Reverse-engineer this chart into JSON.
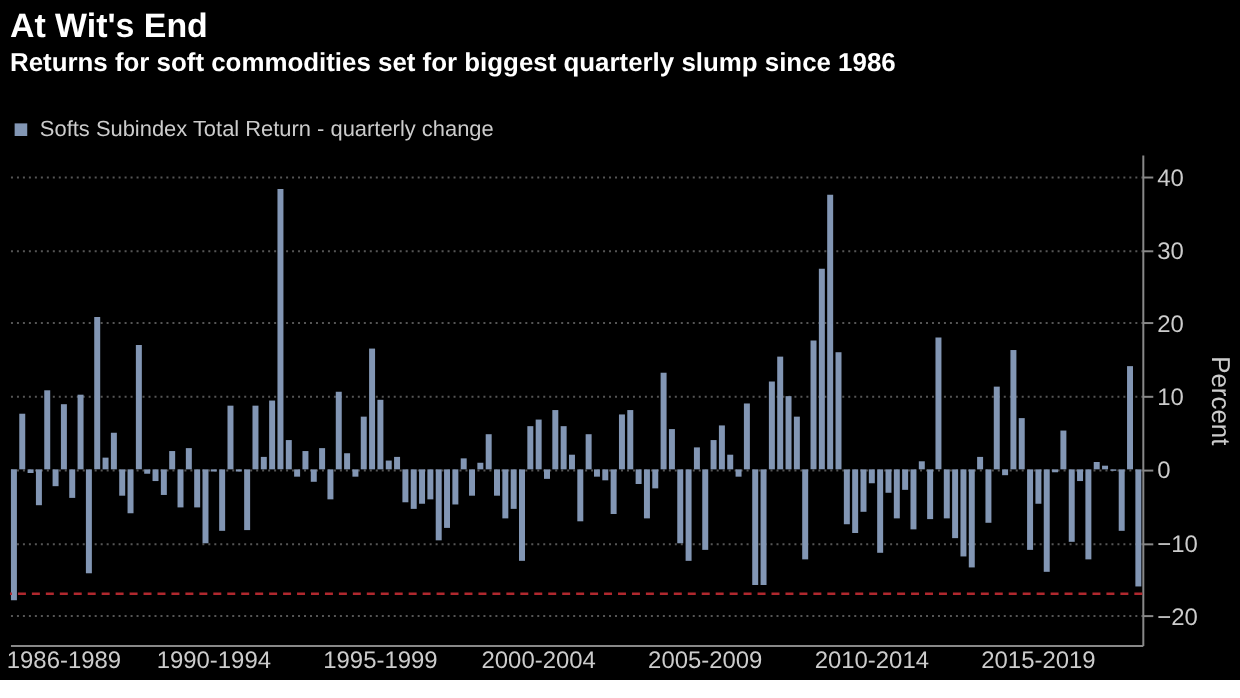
{
  "chart_data": {
    "type": "bar",
    "title": "At Wit's End",
    "subtitle": "Returns for soft commodities set for biggest quarterly slump since 1986",
    "ylabel": "Percent",
    "categories": [
      null,
      null,
      null,
      null,
      null,
      null,
      "1986-1989",
      null,
      null,
      null,
      null,
      null,
      null,
      null,
      null,
      null,
      null,
      null,
      null,
      null,
      null,
      null,
      null,
      null,
      "1990-1994",
      null,
      null,
      null,
      null,
      null,
      null,
      null,
      null,
      null,
      null,
      null,
      null,
      null,
      null,
      null,
      null,
      null,
      null,
      null,
      "1995-1999",
      null,
      null,
      null,
      null,
      null,
      null,
      null,
      null,
      null,
      null,
      null,
      null,
      null,
      null,
      null,
      null,
      null,
      null,
      "2000-2004",
      null,
      null,
      null,
      null,
      null,
      null,
      null,
      null,
      null,
      null,
      null,
      null,
      null,
      null,
      null,
      null,
      null,
      null,
      null,
      "2005-2009",
      null,
      null,
      null,
      null,
      null,
      null,
      null,
      null,
      null,
      null,
      null,
      null,
      null,
      null,
      null,
      null,
      null,
      null,
      null,
      "2010-2014",
      null,
      null,
      null,
      null,
      null,
      null,
      null,
      null,
      null,
      null,
      null,
      null,
      null,
      null,
      null,
      null,
      null,
      null,
      null,
      "2015-2019",
      null,
      null,
      null,
      null,
      null,
      null,
      null,
      null,
      null,
      null,
      null,
      null
    ],
    "series": [
      {
        "name": "Softs Subindex Total Return - quarterly change",
        "color": "#8296b4",
        "values": [
          -17.9,
          7.6,
          -0.5,
          -4.9,
          10.8,
          -2.3,
          8.9,
          -3.9,
          10.2,
          -14.2,
          20.8,
          1.6,
          5.0,
          -3.6,
          -6.0,
          17.0,
          -0.6,
          -1.6,
          -3.5,
          2.5,
          -5.2,
          2.9,
          -5.2,
          -10.1,
          -0.3,
          -8.4,
          8.7,
          -0.3,
          -8.3,
          8.7,
          1.7,
          9.4,
          38.3,
          4.0,
          -1.0,
          2.5,
          -1.7,
          2.9,
          -4.1,
          10.6,
          2.2,
          -1.0,
          7.2,
          16.5,
          9.5,
          1.2,
          1.7,
          -4.5,
          -5.4,
          -4.7,
          -4.1,
          -9.7,
          -8.0,
          -4.8,
          1.5,
          -3.6,
          0.9,
          4.8,
          -3.6,
          -6.7,
          -5.4,
          -12.5,
          5.9,
          6.8,
          -1.3,
          8.1,
          5.9,
          2.0,
          -7.1,
          4.8,
          -1.0,
          -1.5,
          -6.1,
          7.5,
          8.1,
          -2.0,
          -6.7,
          -2.6,
          13.2,
          5.5,
          -10.1,
          -12.5,
          3.0,
          -11.0,
          4.0,
          6.0,
          2.0,
          -1.0,
          9.0,
          -15.8,
          -15.8,
          12.0,
          15.4,
          10.0,
          7.2,
          -12.3,
          17.6,
          27.4,
          37.5,
          16.0,
          -7.5,
          -8.7,
          -5.8,
          -1.9,
          -11.4,
          -3.2,
          -6.7,
          -2.8,
          -8.2,
          1.1,
          -6.8,
          18.0,
          -6.7,
          -9.4,
          -11.9,
          -13.4,
          1.7,
          -7.3,
          11.3,
          -0.8,
          16.3,
          7.0,
          -11.0,
          -4.7,
          -14.0,
          -0.4,
          5.3,
          -9.9,
          -1.6,
          -12.3,
          1.0,
          0.5,
          -0.2,
          -8.4,
          14.1,
          -16.0
        ]
      }
    ],
    "ylim": [
      -24,
      43
    ],
    "yticks": [
      -20,
      -10,
      0,
      10,
      20,
      30,
      40
    ],
    "grid": "y",
    "legend": "top left",
    "ref_lines": [
      {
        "axis": "y",
        "value": -17,
        "color": "#b0282e",
        "line_style": "dashed"
      }
    ]
  }
}
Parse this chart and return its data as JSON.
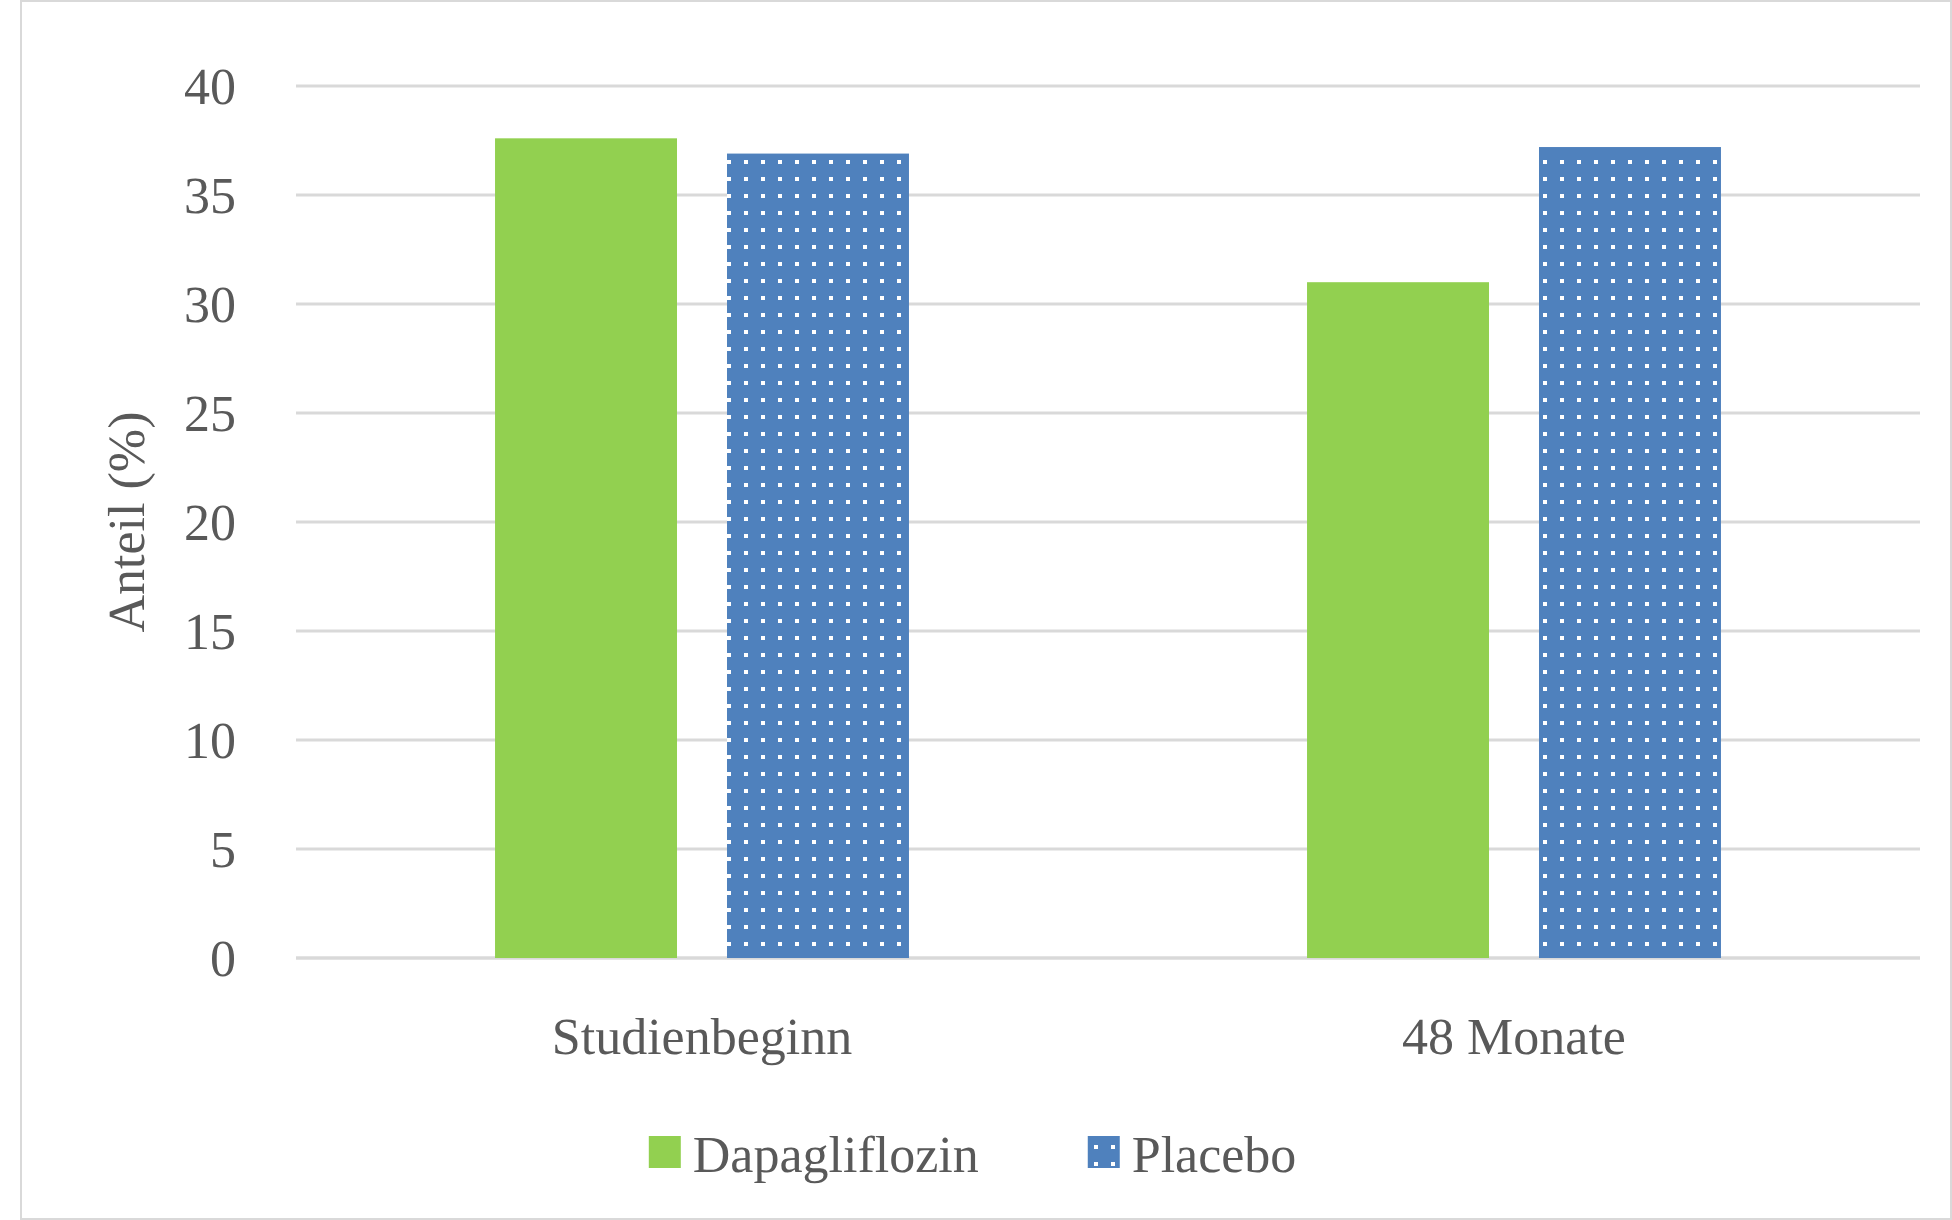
{
  "chart_data": {
    "type": "bar",
    "ylabel": "Anteil (%)",
    "categories": [
      "Studienbeginn",
      "48 Monate"
    ],
    "series": [
      {
        "name": "Dapagliflozin",
        "color": "#92d050",
        "values": [
          37.6,
          31.0
        ]
      },
      {
        "name": "Placebo",
        "color": "#4f81bd",
        "values": [
          36.9,
          37.2
        ]
      }
    ],
    "ylim": [
      0,
      40
    ],
    "yticks": [
      0,
      5,
      10,
      15,
      20,
      25,
      30,
      35,
      40
    ],
    "grid": "y",
    "legend": "bottom"
  }
}
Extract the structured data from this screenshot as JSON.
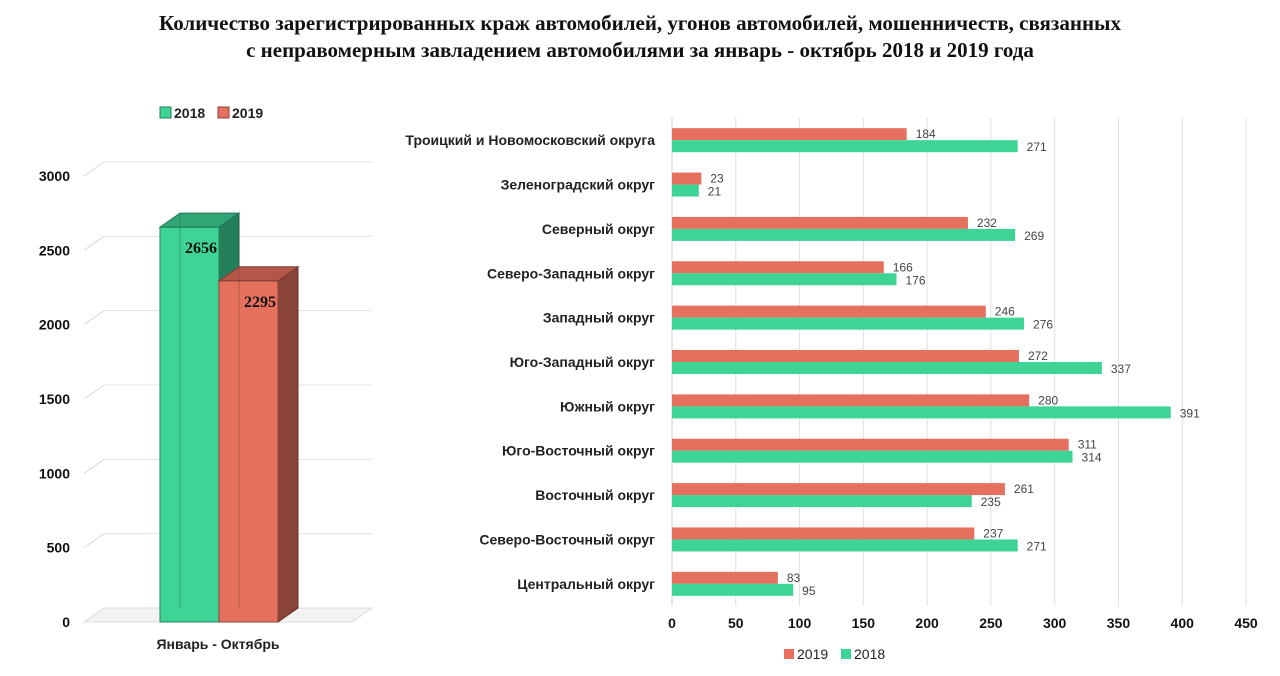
{
  "title": {
    "line1": "Количество зарегистрированных краж автомобилей, угонов автомобилей, мошенничеств, связанных",
    "line2": "с неправомерным завладением автомобилями за январь - октябрь 2018 и 2019 года"
  },
  "colors": {
    "c2018": "#3dd496",
    "c2019": "#e5705d"
  },
  "chart_data": [
    {
      "type": "bar",
      "categories": [
        "Январь - Октябрь"
      ],
      "series": [
        {
          "name": "2018",
          "values": [
            2656
          ]
        },
        {
          "name": "2019",
          "values": [
            2295
          ]
        }
      ],
      "ylim": [
        0,
        3000
      ],
      "yticks": [
        0,
        500,
        1000,
        1500,
        2000,
        2500,
        3000
      ],
      "legend": "top-left",
      "grid": true
    },
    {
      "type": "bar",
      "orientation": "horizontal",
      "categories": [
        "Троицкий и Новомосковский округа",
        "Зеленоградский округ",
        "Северный округ",
        "Северо-Западный округ",
        "Западный округ",
        "Юго-Западный округ",
        "Южный округ",
        "Юго-Восточный округ",
        "Восточный округ",
        "Северо-Восточный округ",
        "Центральный округ"
      ],
      "series": [
        {
          "name": "2019",
          "values": [
            184,
            23,
            232,
            166,
            246,
            272,
            280,
            311,
            261,
            237,
            83
          ]
        },
        {
          "name": "2018",
          "values": [
            271,
            21,
            269,
            176,
            276,
            337,
            391,
            314,
            235,
            271,
            95
          ]
        }
      ],
      "xlim": [
        0,
        450
      ],
      "xticks": [
        0,
        50,
        100,
        150,
        200,
        250,
        300,
        350,
        400,
        450
      ],
      "legend": "bottom",
      "grid": true
    }
  ]
}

◆ ◆ ◆ ◆ ◆ ◆ ◆

INSTRUCTIONS TO FOLLOW — Copy every entry exactly as written. Pictures are excluded.

EXERCISE RESPONSE —
Reverse-engineer this chart into JSON.
{
  "chart_data": {
    "type": "bar",
    "title": "At Wit's End",
    "subtitle": "Returns for soft commodities set for biggest quarterly slump since 1986",
    "ylabel": "Percent",
    "categories": [
      null,
      null,
      null,
      null,
      null,
      null,
      "1986-1989",
      null,
      null,
      null,
      null,
      null,
      null,
      null,
      null,
      null,
      null,
      null,
      null,
      null,
      null,
      null,
      null,
      null,
      "1990-1994",
      null,
      null,
      null,
      null,
      null,
      null,
      null,
      null,
      null,
      null,
      null,
      null,
      null,
      null,
      null,
      null,
      null,
      null,
      null,
      "1995-1999",
      null,
      null,
      null,
      null,
      null,
      null,
      null,
      null,
      null,
      null,
      null,
      null,
      null,
      null,
      null,
      null,
      null,
      null,
      "2000-2004",
      null,
      null,
      null,
      null,
      null,
      null,
      null,
      null,
      null,
      null,
      null,
      null,
      null,
      null,
      null,
      null,
      null,
      null,
      null,
      "2005-2009",
      null,
      null,
      null,
      null,
      null,
      null,
      null,
      null,
      null,
      null,
      null,
      null,
      null,
      null,
      null,
      null,
      null,
      null,
      null,
      "2010-2014",
      null,
      null,
      null,
      null,
      null,
      null,
      null,
      null,
      null,
      null,
      null,
      null,
      null,
      null,
      null,
      null,
      null,
      null,
      null,
      "2015-2019",
      null,
      null,
      null,
      null,
      null,
      null,
      null,
      null,
      null,
      null,
      null,
      null
    ],
    "series": [
      {
        "name": "Softs Subindex Total Return - quarterly change",
        "color": "#8296b4",
        "values": [
          -17.9,
          7.6,
          -0.5,
          -4.9,
          10.8,
          -2.3,
          8.9,
          -3.9,
          10.2,
          -14.2,
          20.8,
          1.6,
          5.0,
          -3.6,
          -6.0,
          17.0,
          -0.6,
          -1.6,
          -3.5,
          2.5,
          -5.2,
          2.9,
          -5.2,
          -10.1,
          -0.3,
          -8.4,
          8.7,
          -0.3,
          -8.3,
          8.7,
          1.7,
          9.4,
          38.3,
          4.0,
          -1.0,
          2.5,
          -1.7,
          2.9,
          -4.1,
          10.6,
          2.2,
          -1.0,
          7.2,
          16.5,
          9.5,
          1.2,
          1.7,
          -4.5,
          -5.4,
          -4.7,
          -4.1,
          -9.7,
          -8.0,
          -4.8,
          1.5,
          -3.6,
          0.9,
          4.8,
          -3.6,
          -6.7,
          -5.4,
          -12.5,
          5.9,
          6.8,
          -1.3,
          8.1,
          5.9,
          2.0,
          -7.1,
          4.8,
          -1.0,
          -1.5,
          -6.1,
          7.5,
          8.1,
          -2.0,
          -6.7,
          -2.6,
          13.2,
          5.5,
          -10.1,
          -12.5,
          3.0,
          -11.0,
          4.0,
          6.0,
          2.0,
          -1.0,
          9.0,
          -15.8,
          -15.8,
          12.0,
          15.4,
          10.0,
          7.2,
          -12.3,
          17.6,
          27.4,
          37.5,
          16.0,
          -7.5,
          -8.7,
          -5.8,
          -1.9,
          -11.4,
          -3.2,
          -6.7,
          -2.8,
          -8.2,
          1.1,
          -6.8,
          18.0,
          -6.7,
          -9.4,
          -11.9,
          -13.4,
          1.7,
          -7.3,
          11.3,
          -0.8,
          16.3,
          7.0,
          -11.0,
          -4.7,
          -14.0,
          -0.4,
          5.3,
          -9.9,
          -1.6,
          -12.3,
          1.0,
          0.5,
          -0.2,
          -8.4,
          14.1,
          -16.0
        ]
      }
    ],
    "ylim": [
      -24,
      43
    ],
    "yticks": [
      -20,
      -10,
      0,
      10,
      20,
      30,
      40
    ],
    "grid": "y",
    "legend": "top left",
    "ref_lines": [
      {
        "axis": "y",
        "value": -17,
        "color": "#b0282e",
        "line_style": "dashed"
      }
    ]
  }
}
Parse this chart and return its data as JSON.
{
  "chart_data": {
    "type": "bar",
    "ylabel": "Anteil (%)",
    "categories": [
      "Studienbeginn",
      "48 Monate"
    ],
    "series": [
      {
        "name": "Dapagliflozin",
        "color": "#92d050",
        "values": [
          37.6,
          31.0
        ]
      },
      {
        "name": "Placebo",
        "color": "#4f81bd",
        "values": [
          36.9,
          37.2
        ]
      }
    ],
    "ylim": [
      0,
      40
    ],
    "yticks": [
      0,
      5,
      10,
      15,
      20,
      25,
      30,
      35,
      40
    ],
    "grid": "y",
    "legend": "bottom"
  }
}
Extract the structured data from this screenshot as JSON.
{
  "title": {
    "line1": "Количество зарегистрированных краж автомобилей, угонов автомобилей, мошенничеств, связанных",
    "line2": "с неправомерным завладением автомобилями за январь - октябрь 2018 и 2019 года"
  },
  "colors": {
    "c2018": "#3dd496",
    "c2019": "#e5705d"
  },
  "chart_data": [
    {
      "type": "bar",
      "categories": [
        "Январь - Октябрь"
      ],
      "series": [
        {
          "name": "2018",
          "values": [
            2656
          ]
        },
        {
          "name": "2019",
          "values": [
            2295
          ]
        }
      ],
      "ylim": [
        0,
        3000
      ],
      "yticks": [
        0,
        500,
        1000,
        1500,
        2000,
        2500,
        3000
      ],
      "legend": "top-left",
      "grid": true
    },
    {
      "type": "bar",
      "orientation": "horizontal",
      "categories": [
        "Троицкий и Новомосковский округа",
        "Зеленоградский округ",
        "Северный округ",
        "Северо-Западный округ",
        "Западный округ",
        "Юго-Западный округ",
        "Южный округ",
        "Юго-Восточный округ",
        "Восточный округ",
        "Северо-Восточный округ",
        "Центральный округ"
      ],
      "series": [
        {
          "name": "2019",
          "values": [
            184,
            23,
            232,
            166,
            246,
            272,
            280,
            311,
            261,
            237,
            83
          ]
        },
        {
          "name": "2018",
          "values": [
            271,
            21,
            269,
            176,
            276,
            337,
            391,
            314,
            235,
            271,
            95
          ]
        }
      ],
      "xlim": [
        0,
        450
      ],
      "xticks": [
        0,
        50,
        100,
        150,
        200,
        250,
        300,
        350,
        400,
        450
      ],
      "legend": "bottom",
      "grid": true
    }
  ]
}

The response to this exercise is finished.